#### WHAT IS NEEDED:
Copy each line of the entries that contains the word "nyears".

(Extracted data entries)
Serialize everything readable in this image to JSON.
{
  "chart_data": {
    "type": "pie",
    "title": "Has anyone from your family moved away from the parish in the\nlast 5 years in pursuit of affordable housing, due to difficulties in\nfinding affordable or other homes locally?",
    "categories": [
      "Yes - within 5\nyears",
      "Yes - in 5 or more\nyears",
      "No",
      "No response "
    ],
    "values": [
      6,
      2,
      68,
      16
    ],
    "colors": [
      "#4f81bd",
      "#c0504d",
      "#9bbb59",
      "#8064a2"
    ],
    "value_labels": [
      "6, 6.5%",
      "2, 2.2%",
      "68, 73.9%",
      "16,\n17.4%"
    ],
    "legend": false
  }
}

#### SOLUTION TO THE EXERCISE:
      "Yes - within 5\nyears",
      "Yes - in 5 or more\nyears",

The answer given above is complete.